▶ [WHAT IS REQUIRED]
Each record below should appear again exactly as written.

▶ [RECORD LIST]

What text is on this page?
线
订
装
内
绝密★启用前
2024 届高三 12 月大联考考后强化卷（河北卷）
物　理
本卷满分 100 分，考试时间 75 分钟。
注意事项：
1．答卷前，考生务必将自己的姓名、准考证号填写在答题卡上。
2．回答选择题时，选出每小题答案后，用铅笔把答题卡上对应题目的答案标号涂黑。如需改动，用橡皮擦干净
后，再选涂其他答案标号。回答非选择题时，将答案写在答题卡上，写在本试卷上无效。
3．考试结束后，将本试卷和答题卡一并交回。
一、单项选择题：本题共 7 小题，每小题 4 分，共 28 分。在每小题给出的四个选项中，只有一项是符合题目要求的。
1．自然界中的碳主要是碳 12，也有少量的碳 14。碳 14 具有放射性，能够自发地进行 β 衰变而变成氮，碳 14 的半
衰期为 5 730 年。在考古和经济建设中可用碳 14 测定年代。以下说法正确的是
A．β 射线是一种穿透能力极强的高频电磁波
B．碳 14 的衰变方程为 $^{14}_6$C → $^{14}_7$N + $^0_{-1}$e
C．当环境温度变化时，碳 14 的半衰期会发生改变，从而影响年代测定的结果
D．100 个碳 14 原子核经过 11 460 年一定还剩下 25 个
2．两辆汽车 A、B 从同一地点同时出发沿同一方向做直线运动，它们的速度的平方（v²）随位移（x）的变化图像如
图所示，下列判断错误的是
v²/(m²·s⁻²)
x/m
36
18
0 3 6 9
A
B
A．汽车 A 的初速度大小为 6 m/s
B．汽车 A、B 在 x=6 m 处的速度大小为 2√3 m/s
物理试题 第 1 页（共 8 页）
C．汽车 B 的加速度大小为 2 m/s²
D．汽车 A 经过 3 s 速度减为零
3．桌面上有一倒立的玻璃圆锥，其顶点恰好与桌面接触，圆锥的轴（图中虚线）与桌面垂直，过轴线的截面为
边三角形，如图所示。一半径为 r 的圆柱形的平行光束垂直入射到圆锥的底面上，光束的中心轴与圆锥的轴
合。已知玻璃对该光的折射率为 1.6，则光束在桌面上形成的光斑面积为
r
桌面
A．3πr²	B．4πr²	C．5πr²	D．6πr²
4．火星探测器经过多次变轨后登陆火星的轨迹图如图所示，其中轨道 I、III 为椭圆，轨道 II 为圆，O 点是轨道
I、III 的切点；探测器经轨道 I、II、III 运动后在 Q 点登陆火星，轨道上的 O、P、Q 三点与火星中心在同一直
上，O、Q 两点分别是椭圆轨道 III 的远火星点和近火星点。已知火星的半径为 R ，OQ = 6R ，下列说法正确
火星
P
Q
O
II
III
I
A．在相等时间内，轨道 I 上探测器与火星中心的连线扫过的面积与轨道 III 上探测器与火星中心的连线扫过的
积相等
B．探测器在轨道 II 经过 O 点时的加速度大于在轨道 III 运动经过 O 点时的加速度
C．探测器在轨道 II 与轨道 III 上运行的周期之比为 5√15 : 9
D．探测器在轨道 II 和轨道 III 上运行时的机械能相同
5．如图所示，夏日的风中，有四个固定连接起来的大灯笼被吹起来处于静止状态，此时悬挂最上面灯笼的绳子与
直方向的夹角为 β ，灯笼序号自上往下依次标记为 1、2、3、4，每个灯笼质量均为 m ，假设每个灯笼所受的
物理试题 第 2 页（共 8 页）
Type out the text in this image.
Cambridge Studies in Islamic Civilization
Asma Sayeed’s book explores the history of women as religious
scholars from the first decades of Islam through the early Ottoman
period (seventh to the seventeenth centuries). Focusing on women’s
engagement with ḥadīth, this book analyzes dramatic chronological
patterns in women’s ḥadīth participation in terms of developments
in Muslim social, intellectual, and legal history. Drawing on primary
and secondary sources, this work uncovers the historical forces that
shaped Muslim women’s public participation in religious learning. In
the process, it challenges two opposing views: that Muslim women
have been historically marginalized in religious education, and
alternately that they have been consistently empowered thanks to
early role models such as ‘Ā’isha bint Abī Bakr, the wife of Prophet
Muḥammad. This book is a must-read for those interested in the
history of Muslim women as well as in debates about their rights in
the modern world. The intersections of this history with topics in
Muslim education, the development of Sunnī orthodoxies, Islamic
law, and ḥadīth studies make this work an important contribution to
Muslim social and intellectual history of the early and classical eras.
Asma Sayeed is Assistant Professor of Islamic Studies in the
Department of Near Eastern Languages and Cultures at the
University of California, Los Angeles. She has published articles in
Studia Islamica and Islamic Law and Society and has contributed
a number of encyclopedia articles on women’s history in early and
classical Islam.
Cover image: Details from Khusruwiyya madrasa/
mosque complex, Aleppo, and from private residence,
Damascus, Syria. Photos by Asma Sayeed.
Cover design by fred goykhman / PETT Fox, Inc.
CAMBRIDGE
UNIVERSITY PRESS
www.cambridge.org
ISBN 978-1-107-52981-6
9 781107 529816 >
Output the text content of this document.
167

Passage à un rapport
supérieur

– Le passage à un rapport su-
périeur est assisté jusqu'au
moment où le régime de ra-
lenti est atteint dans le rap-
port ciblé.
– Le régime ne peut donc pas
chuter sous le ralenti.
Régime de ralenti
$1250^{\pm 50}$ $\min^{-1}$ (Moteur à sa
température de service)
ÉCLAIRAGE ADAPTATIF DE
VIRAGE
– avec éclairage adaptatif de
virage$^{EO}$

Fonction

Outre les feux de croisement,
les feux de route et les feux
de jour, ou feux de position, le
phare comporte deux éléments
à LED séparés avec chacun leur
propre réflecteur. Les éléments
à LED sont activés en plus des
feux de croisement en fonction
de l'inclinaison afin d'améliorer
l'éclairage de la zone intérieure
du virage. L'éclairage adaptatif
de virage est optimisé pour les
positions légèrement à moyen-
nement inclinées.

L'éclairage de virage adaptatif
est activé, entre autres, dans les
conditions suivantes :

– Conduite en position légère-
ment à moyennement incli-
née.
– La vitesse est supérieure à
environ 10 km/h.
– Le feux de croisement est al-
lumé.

▶ [SOLVED PROBLEM]
What text is on this page?
线
订
装
内
绝密★启用前
2024 届高三 12 月大联考考后强化卷（河北卷）
物　理
本卷满分 100 分，考试时间 75 分钟。
注意事项：
1．答卷前，考生务必将自己的姓名、准考证号填写在答题卡上。
2．回答选择题时，选出每小题答案后，用铅笔把答题卡上对应题目的答案标号涂黑。如需改动，用橡皮擦干净
后，再选涂其他答案标号。回答非选择题时，将答案写在答题卡上，写在本试卷上无效。
3．考试结束后，将本试卷和答题卡一并交回。
一、单项选择题：本题共 7 小题，每小题 4 分，共 28 分。在每小题给出的四个选项中，只有一项是符合题目要求的。
1．自然界中的碳主要是碳 12，也有少量的碳 14。碳 14 具有放射性，能够自发地进行 β 衰变而变成氮，碳 14 的半
衰期为 5 730 年。在考古和经济建设中可用碳 14 测定年代。以下说法正确的是
A．β 射线是一种穿透能力极强的高频电磁波
B．碳 14 的衰变方程为 $^{14}_6$C → $^{14}_7$N + $^0_{-1}$e
C．当环境温度变化时，碳 14 的半衰期会发生改变，从而影响年代测定的结果
D．100 个碳 14 原子核经过 11 460 年一定还剩下 25 个
2．两辆汽车 A、B 从同一地点同时出发沿同一方向做直线运动，它们的速度的平方（v²）随位移（x）的变化图像如
图所示，下列判断错误的是
v²/(m²·s⁻²)
x/m
36
18
0 3 6 9
A
B
A．汽车 A 的初速度大小为 6 m/s
B．汽车 A、B 在 x=6 m 处的速度大小为 2√3 m/s
物理试题 第 1 页（共 8 页）
C．汽车 B 的加速度大小为 2 m/s²
D．汽车 A 经过 3 s 速度减为零
3．桌面上有一倒立的玻璃圆锥，其顶点恰好与桌面接触，圆锥的轴（图中虚线）与桌面垂直，过轴线的截面为
边三角形，如图所示。一半径为 r 的圆柱形的平行光束垂直入射到圆锥的底面上，光束的中心轴与圆锥的轴
合。已知玻璃对该光的折射率为 1.6，则光束在桌面上形成的光斑面积为
r
桌面
A．3πr²	B．4πr²	C．5πr²	D．6πr²
4．火星探测器经过多次变轨后登陆火星的轨迹图如图所示，其中轨道 I、III 为椭圆，轨道 II 为圆，O 点是轨道
I、III 的切点；探测器经轨道 I、II、III 运动后在 Q 点登陆火星，轨道上的 O、P、Q 三点与火星中心在同一直
上，O、Q 两点分别是椭圆轨道 III 的远火星点和近火星点。已知火星的半径为 R ，OQ = 6R ，下列说法正确
火星
P
Q
O
II
III
I
A．在相等时间内，轨道 I 上探测器与火星中心的连线扫过的面积与轨道 III 上探测器与火星中心的连线扫过的
积相等
B．探测器在轨道 II 经过 O 点时的加速度大于在轨道 III 运动经过 O 点时的加速度
C．探测器在轨道 II 与轨道 III 上运行的周期之比为 5√15 : 9
D．探测器在轨道 II 和轨道 III 上运行时的机械能相同
5．如图所示，夏日的风中，有四个固定连接起来的大灯笼被吹起来处于静止状态，此时悬挂最上面灯笼的绳子与
直方向的夹角为 β ，灯笼序号自上往下依次标记为 1、2、3、4，每个灯笼质量均为 m ，假设每个灯笼所受的
物理试题 第 2 页（共 8 页）
Type out the text in this image.
Cambridge Studies in Islamic Civilization
Asma Sayeed’s book explores the history of women as religious
scholars from the first decades of Islam through the early Ottoman
period (seventh to the seventeenth centuries). Focusing on women’s
engagement with ḥadīth, this book analyzes dramatic chronological
patterns in women’s ḥadīth participation in terms of developments
in Muslim social, intellectual, and legal history. Drawing on primary
and secondary sources, this work uncovers the historical forces that
shaped Muslim women’s public participation in religious learning. In
the process, it challenges two opposing views: that Muslim women
have been historically marginalized in religious education, and
alternately that they have been consistently empowered thanks to
early role models such as ‘Ā’isha bint Abī Bakr, the wife of Prophet
Muḥammad. This book is a must-read for those interested in the
history of Muslim women as well as in debates about their rights in
the modern world. The intersections of this history with topics in
Muslim education, the development of Sunnī orthodoxies, Islamic
law, and ḥadīth studies make this work an important contribution to
Muslim social and intellectual history of the early and classical eras.
Asma Sayeed is Assistant Professor of Islamic Studies in the
Department of Near Eastern Languages and Cultures at the
University of California, Los Angeles. She has published articles in
Studia Islamica and Islamic Law and Society and has contributed
a number of encyclopedia articles on women’s history in early and
classical Islam.
Cover image: Details from Khusruwiyya madrasa/
mosque complex, Aleppo, and from private residence,
Damascus, Syria. Photos by Asma Sayeed.
Cover design by fred goykhman / PETT Fox, Inc.
CAMBRIDGE
UNIVERSITY PRESS
www.cambridge.org
ISBN 978-1-107-52981-6
9 781107 529816 >
Output the text content of this document.
167

Passage à un rapport
supérieur

– Le passage à un rapport su-
périeur est assisté jusqu'au
moment où le régime de ra-
lenti est atteint dans le rap-
port ciblé.
– Le régime ne peut donc pas
chuter sous le ralenti.
Régime de ralenti
$1250^{\pm 50}$ $\min^{-1}$ (Moteur à sa
température de service)
ÉCLAIRAGE ADAPTATIF DE
VIRAGE
– avec éclairage adaptatif de
virage$^{EO}$

Fonction

Outre les feux de croisement,
les feux de route et les feux
de jour, ou feux de position, le
phare comporte deux éléments
à LED séparés avec chacun leur
propre réflecteur. Les éléments
à LED sont activés en plus des
feux de croisement en fonction
de l'inclinaison afin d'améliorer
l'éclairage de la zone intérieure
du virage. L'éclairage adaptatif
de virage est optimisé pour les
positions légèrement à moyen-
nement inclinées.

L'éclairage de virage adaptatif
est activé, entre autres, dans les
conditions suivantes :

– Conduite en position légère-
ment à moyennement incli-
née.
– La vitesse est supérieure à
environ 10 km/h.
– Le feux de croisement est al-
lumé.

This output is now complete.